* Directive *
Check every line of the data below for the string "name", and copy the ones that hold it.

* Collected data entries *
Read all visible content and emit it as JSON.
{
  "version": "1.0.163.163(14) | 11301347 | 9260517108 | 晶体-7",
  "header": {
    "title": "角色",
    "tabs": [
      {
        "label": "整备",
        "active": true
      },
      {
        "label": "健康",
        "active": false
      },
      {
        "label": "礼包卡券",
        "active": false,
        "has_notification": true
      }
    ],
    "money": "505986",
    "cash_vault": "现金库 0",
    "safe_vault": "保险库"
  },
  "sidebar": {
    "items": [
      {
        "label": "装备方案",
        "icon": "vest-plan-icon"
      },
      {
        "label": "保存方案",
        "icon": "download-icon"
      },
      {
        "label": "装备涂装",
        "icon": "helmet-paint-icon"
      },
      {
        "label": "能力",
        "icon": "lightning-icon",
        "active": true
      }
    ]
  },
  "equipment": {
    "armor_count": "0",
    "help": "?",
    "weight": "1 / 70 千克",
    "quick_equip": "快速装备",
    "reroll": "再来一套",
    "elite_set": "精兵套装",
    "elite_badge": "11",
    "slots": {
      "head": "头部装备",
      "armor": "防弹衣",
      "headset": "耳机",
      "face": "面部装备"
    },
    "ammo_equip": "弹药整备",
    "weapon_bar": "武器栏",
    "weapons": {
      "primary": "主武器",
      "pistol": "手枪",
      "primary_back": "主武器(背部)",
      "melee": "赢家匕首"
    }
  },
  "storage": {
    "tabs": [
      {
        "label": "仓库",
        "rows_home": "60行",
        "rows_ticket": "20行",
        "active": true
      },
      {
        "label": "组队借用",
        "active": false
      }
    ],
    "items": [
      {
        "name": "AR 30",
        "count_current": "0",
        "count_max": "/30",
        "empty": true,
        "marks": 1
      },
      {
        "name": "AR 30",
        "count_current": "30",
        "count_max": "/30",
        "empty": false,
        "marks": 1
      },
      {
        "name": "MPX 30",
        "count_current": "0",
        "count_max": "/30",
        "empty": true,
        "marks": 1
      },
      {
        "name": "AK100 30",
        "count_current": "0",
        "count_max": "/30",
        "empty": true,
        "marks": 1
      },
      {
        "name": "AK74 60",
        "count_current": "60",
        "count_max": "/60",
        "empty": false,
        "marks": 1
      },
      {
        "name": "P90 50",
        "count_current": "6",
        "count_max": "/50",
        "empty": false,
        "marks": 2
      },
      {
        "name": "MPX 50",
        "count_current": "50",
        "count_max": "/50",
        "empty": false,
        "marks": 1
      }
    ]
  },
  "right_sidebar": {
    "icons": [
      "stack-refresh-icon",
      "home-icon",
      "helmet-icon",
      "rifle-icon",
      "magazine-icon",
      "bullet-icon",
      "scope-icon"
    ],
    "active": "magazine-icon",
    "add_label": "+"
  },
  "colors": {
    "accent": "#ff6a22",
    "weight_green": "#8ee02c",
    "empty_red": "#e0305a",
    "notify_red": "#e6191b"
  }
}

* Solved problem *
        "name": "AR 30",
        "name": "AR 30",
        "name": "MPX 30",
        "name": "AK100 30",
        "name": "AK74 60",
        "name": "P90 50",
        "name": "MPX 50",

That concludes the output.